** Start of Available records **
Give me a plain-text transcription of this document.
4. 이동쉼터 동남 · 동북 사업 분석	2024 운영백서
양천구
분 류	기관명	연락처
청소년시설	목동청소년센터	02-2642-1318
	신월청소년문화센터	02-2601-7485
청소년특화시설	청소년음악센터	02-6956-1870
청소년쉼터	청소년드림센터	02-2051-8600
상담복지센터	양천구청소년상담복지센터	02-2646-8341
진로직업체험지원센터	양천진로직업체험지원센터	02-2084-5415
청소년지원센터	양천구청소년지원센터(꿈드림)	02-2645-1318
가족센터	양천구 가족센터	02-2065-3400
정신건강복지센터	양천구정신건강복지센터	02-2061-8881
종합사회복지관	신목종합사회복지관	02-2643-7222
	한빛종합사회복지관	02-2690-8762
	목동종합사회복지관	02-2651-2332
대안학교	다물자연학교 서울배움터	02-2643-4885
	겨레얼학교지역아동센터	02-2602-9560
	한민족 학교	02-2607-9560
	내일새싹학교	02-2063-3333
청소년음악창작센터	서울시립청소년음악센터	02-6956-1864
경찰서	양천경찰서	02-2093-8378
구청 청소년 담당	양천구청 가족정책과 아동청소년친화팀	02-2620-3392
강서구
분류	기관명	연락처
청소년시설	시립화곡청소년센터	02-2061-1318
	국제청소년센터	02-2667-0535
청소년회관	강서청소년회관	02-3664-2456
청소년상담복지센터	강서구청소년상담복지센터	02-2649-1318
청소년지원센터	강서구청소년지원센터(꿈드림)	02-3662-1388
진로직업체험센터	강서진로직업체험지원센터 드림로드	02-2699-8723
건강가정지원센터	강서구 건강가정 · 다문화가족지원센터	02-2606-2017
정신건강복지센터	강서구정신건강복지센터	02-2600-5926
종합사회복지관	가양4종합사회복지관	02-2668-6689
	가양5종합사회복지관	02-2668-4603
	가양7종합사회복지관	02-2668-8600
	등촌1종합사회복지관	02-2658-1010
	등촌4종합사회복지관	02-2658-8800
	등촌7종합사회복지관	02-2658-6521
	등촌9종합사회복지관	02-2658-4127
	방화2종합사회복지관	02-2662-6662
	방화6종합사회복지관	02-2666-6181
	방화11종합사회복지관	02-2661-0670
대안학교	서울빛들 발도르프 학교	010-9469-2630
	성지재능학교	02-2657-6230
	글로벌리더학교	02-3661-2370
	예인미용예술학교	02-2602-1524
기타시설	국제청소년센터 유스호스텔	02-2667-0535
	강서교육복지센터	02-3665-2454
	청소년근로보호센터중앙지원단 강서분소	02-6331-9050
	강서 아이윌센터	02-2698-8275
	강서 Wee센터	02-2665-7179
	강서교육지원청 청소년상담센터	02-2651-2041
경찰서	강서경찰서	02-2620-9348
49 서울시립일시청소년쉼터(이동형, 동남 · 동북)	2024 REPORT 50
** End of Available records **
Collect the lines that hold "국제청소년센터".

**Exercise answer**:
	국제청소년센터	02-2667-0535
기타시설	국제청소년센터 유스호스텔	02-2667-0535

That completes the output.